▶ [DATA TO PROCESS]:

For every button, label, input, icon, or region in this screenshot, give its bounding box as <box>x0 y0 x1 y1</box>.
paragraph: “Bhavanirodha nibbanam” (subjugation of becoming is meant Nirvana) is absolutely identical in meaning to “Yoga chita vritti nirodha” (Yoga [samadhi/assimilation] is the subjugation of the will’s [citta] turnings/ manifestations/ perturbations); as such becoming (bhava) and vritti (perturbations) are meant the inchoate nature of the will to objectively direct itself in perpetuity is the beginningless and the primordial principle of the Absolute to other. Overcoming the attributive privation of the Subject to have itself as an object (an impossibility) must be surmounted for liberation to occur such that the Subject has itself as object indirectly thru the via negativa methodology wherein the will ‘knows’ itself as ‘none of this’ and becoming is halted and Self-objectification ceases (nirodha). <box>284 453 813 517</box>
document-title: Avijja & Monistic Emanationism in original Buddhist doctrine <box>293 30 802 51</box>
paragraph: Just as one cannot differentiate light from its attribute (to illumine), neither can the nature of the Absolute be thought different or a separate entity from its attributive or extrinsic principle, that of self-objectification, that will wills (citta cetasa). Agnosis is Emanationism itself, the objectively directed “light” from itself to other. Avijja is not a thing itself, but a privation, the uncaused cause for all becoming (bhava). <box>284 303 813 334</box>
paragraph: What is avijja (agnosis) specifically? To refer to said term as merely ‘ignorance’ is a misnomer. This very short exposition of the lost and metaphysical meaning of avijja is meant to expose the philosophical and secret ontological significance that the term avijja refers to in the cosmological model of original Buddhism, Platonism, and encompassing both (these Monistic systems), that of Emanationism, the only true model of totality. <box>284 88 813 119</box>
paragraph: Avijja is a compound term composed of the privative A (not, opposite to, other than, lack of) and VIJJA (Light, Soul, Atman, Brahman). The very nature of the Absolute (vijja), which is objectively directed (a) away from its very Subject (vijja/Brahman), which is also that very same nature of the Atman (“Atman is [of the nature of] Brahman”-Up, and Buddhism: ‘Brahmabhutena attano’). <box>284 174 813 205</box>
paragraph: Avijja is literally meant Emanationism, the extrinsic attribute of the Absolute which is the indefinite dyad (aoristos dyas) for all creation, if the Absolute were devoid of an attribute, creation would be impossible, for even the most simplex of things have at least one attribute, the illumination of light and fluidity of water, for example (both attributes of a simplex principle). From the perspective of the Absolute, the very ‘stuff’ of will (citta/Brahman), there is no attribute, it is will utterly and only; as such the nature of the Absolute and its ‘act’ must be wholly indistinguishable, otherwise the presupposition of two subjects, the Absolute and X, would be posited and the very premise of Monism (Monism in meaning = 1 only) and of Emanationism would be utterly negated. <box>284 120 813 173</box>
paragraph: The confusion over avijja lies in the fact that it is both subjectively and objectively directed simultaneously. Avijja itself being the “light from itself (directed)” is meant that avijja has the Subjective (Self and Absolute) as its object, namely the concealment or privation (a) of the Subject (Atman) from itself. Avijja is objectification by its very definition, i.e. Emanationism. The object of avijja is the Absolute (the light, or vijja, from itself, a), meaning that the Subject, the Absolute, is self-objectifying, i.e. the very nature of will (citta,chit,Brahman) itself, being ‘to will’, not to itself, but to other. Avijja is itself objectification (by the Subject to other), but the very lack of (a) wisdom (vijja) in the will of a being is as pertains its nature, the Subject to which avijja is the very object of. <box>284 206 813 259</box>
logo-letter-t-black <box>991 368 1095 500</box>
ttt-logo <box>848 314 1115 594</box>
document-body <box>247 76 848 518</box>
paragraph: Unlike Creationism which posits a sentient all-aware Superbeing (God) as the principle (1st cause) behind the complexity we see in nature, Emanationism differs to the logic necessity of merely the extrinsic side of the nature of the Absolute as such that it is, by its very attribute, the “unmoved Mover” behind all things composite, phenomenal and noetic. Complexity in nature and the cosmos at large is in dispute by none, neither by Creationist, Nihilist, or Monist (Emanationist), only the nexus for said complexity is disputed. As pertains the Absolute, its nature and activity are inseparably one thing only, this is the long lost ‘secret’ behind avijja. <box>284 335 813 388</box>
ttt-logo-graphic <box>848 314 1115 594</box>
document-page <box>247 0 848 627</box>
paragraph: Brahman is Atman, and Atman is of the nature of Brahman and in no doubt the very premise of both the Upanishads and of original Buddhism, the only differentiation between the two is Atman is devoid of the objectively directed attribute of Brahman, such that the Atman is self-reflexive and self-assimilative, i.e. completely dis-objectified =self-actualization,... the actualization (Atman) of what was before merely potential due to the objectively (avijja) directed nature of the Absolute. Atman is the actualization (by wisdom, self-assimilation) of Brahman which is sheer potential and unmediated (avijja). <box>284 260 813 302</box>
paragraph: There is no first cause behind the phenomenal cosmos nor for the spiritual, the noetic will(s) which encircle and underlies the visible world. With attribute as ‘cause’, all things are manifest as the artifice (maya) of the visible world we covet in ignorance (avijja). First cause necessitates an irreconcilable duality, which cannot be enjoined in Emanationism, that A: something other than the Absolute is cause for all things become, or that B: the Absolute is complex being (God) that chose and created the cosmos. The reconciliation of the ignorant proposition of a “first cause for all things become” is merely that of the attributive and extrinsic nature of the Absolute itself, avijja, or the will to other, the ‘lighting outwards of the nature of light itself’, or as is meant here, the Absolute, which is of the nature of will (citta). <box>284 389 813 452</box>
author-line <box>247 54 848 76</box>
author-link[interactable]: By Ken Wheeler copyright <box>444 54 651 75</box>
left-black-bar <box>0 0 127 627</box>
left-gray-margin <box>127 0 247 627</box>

▶ [AIM OF THE TASK]:
Copy out the records word for word from the very first line down to the line containing "paragraph: Just as", including that line.

▶ [THE OUTPUT]:
For every button, label, input, icon, or region in this screenshot, give its bounding box as <box>x0 y0 x1 y1</box>.
paragraph: “Bhavanirodha nibbanam” (subjugation of becoming is meant Nirvana) is absolutely identical in meaning to “Yoga chita vritti nirodha” (Yoga [samadhi/assimilation] is the subjugation of the will’s [citta] turnings/ manifestations/ perturbations); as such becoming (bhava) and vritti (perturbations) are meant the inchoate nature of the will to objectively direct itself in perpetuity is the beginningless and the primordial principle of the Absolute to other. Overcoming the attributive privation of the Subject to have itself as an object (an impossibility) must be surmounted for liberation to occur such that the Subject has itself as object indirectly thru the via negativa methodology wherein the will ‘knows’ itself as ‘none of this’ and becoming is halted and Self-objectification ceases (nirodha). <box>284 453 813 517</box>
document-title: Avijja & Monistic Emanationism in original Buddhist doctrine <box>293 30 802 51</box>
paragraph: Just as one cannot differentiate light from its attribute (to illumine), neither can the nature of the Absolute be thought different or a separate entity from its attributive or extrinsic principle, that of self-objectification, that will wills (citta cetasa). Agnosis is Emanationism itself, the objectively directed “light” from itself to other. Avijja is not a thing itself, but a privation, the uncaused cause for all becoming (bhava). <box>284 303 813 334</box>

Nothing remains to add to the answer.